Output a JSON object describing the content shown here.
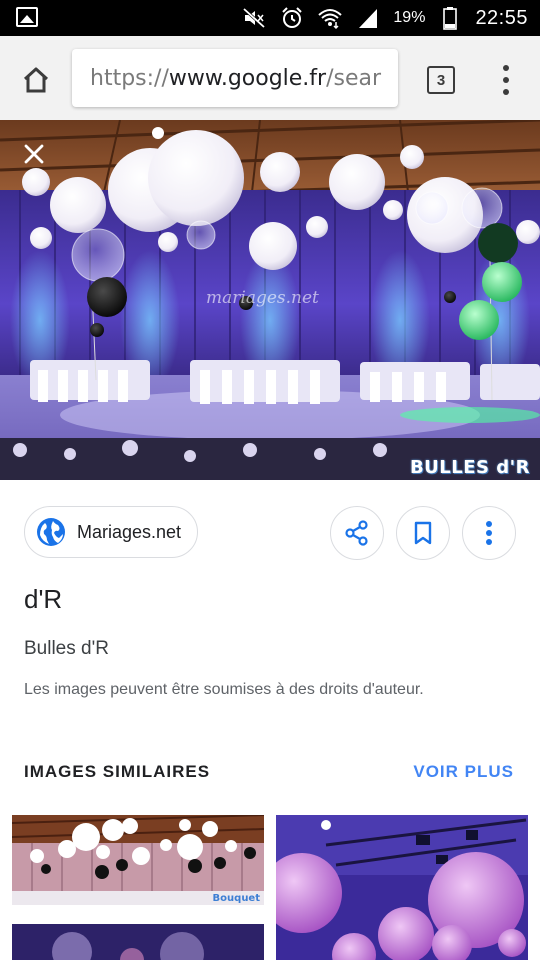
{
  "status_bar": {
    "battery_percent": "19%",
    "time": "22:55",
    "icons": [
      "gallery-icon",
      "mute-icon",
      "alarm-icon",
      "wifi-icon",
      "signal-icon",
      "battery-icon"
    ]
  },
  "browser": {
    "url_scheme": "https://",
    "url_host": "www.google.fr",
    "url_path": "/sear",
    "tab_count": "3",
    "icons": [
      "home-icon",
      "tabs-icon",
      "more-vert-icon"
    ]
  },
  "viewer": {
    "image_watermark": "mariages.net",
    "image_logo": "BULLES d'R",
    "source_label": "Mariages.net",
    "title": "d'R",
    "subtitle": "Bulles d'R",
    "copyright_notice": "Les images peuvent être soumises à des droits d'auteur.",
    "icons": [
      "close-icon",
      "globe-icon",
      "share-icon",
      "bookmark-icon",
      "more-vert-icon"
    ]
  },
  "similar": {
    "heading": "IMAGES SIMILAIRES",
    "see_more": "VOIR PLUS",
    "thumb_logo": "Bouquet"
  },
  "colors": {
    "accent_blue": "#4285f4",
    "chip_border": "#dadce0",
    "toolbar_bg": "#f2f2f2",
    "hall_purple": "#4b36a8"
  }
}
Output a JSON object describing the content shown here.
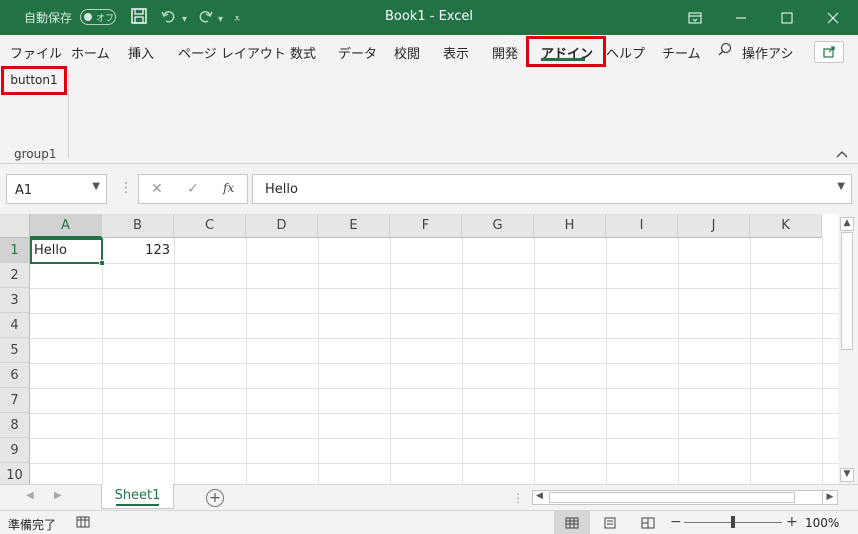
{
  "titlebar": {
    "autosave_label": "自動保存",
    "autosave_state": "オフ",
    "title": "Book1  -  Excel",
    "save_icon": "save-icon",
    "undo_icon": "undo-icon",
    "redo_icon": "redo-icon",
    "customize_icon": "customize-qat-icon",
    "window_buttons": [
      "ribbon-display-options",
      "minimize",
      "maximize",
      "close"
    ]
  },
  "ribbon_tabs": [
    {
      "label": "ファイル"
    },
    {
      "label": "ホーム"
    },
    {
      "label": "挿入"
    },
    {
      "label": "ページ レイアウト"
    },
    {
      "label": "数式"
    },
    {
      "label": "データ"
    },
    {
      "label": "校閲"
    },
    {
      "label": "表示"
    },
    {
      "label": "開発"
    },
    {
      "label": "アドイン",
      "active": true
    },
    {
      "label": "ヘルプ"
    },
    {
      "label": "チーム"
    }
  ],
  "tell_me": {
    "label": "操作アシ"
  },
  "ribbon": {
    "button_label": "button1",
    "group_label": "group1"
  },
  "formula_bar": {
    "name_box": "A1",
    "formula": "Hello"
  },
  "columns": [
    "A",
    "B",
    "C",
    "D",
    "E",
    "F",
    "G",
    "H",
    "I",
    "J",
    "K"
  ],
  "rows": [
    "1",
    "2",
    "3",
    "4",
    "5",
    "6",
    "7",
    "8",
    "9",
    "10"
  ],
  "cells": {
    "A1": "Hello",
    "B1": "123"
  },
  "sheets": [
    {
      "name": "Sheet1",
      "active": true
    }
  ],
  "statusbar": {
    "status": "準備完了",
    "zoom": "100%",
    "zoom_fraction": 0.5
  },
  "colors": {
    "accent": "#217346",
    "highlight": "#e0000d"
  }
}
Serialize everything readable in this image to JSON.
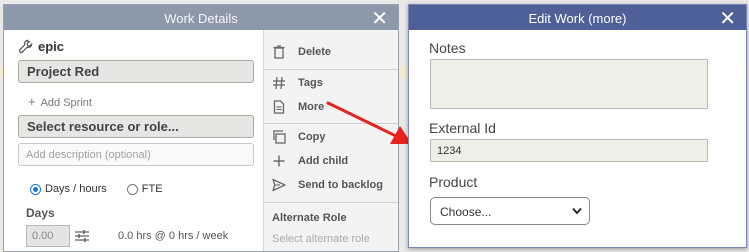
——
Required work: Omit the pictures. Output every record above word for word.

Response below:
Output a JSON object describing the content shown here.
{
  "status_bar": {
    "battery_percent": "19%",
    "time": "22:55",
    "icons": [
      "gallery-icon",
      "mute-icon",
      "alarm-icon",
      "wifi-icon",
      "signal-icon",
      "battery-icon"
    ]
  },
  "browser": {
    "url_scheme": "https://",
    "url_host": "www.google.fr",
    "url_path": "/sear",
    "tab_count": "3",
    "icons": [
      "home-icon",
      "tabs-icon",
      "more-vert-icon"
    ]
  },
  "viewer": {
    "image_watermark": "mariages.net",
    "image_logo": "BULLES d'R",
    "source_label": "Mariages.net",
    "title": "d'R",
    "subtitle": "Bulles d'R",
    "copyright_notice": "Les images peuvent être soumises à des droits d'auteur.",
    "icons": [
      "close-icon",
      "globe-icon",
      "share-icon",
      "bookmark-icon",
      "more-vert-icon"
    ]
  },
  "similar": {
    "heading": "IMAGES SIMILAIRES",
    "see_more": "VOIR PLUS",
    "thumb_logo": "Bouquet"
  },
  "colors": {
    "accent_blue": "#4285f4",
    "chip_border": "#dadce0",
    "toolbar_bg": "#f2f2f2",
    "hall_purple": "#4b36a8"
  }
}
Output a JSON object describing the content shown here.
{
  "titlebar": {
    "autosave_label": "自動保存",
    "autosave_state": "オフ",
    "title": "Book1  -  Excel",
    "save_icon": "save-icon",
    "undo_icon": "undo-icon",
    "redo_icon": "redo-icon",
    "customize_icon": "customize-qat-icon",
    "window_buttons": [
      "ribbon-display-options",
      "minimize",
      "maximize",
      "close"
    ]
  },
  "ribbon_tabs": [
    {
      "label": "ファイル"
    },
    {
      "label": "ホーム"
    },
    {
      "label": "挿入"
    },
    {
      "label": "ページ レイアウト"
    },
    {
      "label": "数式"
    },
    {
      "label": "データ"
    },
    {
      "label": "校閲"
    },
    {
      "label": "表示"
    },
    {
      "label": "開発"
    },
    {
      "label": "アドイン",
      "active": true
    },
    {
      "label": "ヘルプ"
    },
    {
      "label": "チーム"
    }
  ],
  "tell_me": {
    "label": "操作アシ"
  },
  "ribbon": {
    "button_label": "button1",
    "group_label": "group1"
  },
  "formula_bar": {
    "name_box": "A1",
    "formula": "Hello"
  },
  "columns": [
    "A",
    "B",
    "C",
    "D",
    "E",
    "F",
    "G",
    "H",
    "I",
    "J",
    "K"
  ],
  "rows": [
    "1",
    "2",
    "3",
    "4",
    "5",
    "6",
    "7",
    "8",
    "9",
    "10"
  ],
  "cells": {
    "A1": "Hello",
    "B1": "123"
  },
  "sheets": [
    {
      "name": "Sheet1",
      "active": true
    }
  ],
  "statusbar": {
    "status": "準備完了",
    "zoom": "100%",
    "zoom_fraction": 0.5
  },
  "colors": {
    "accent": "#217346",
    "highlight": "#e0000d"
  }
}
Serialize everything readable in this image to JSON.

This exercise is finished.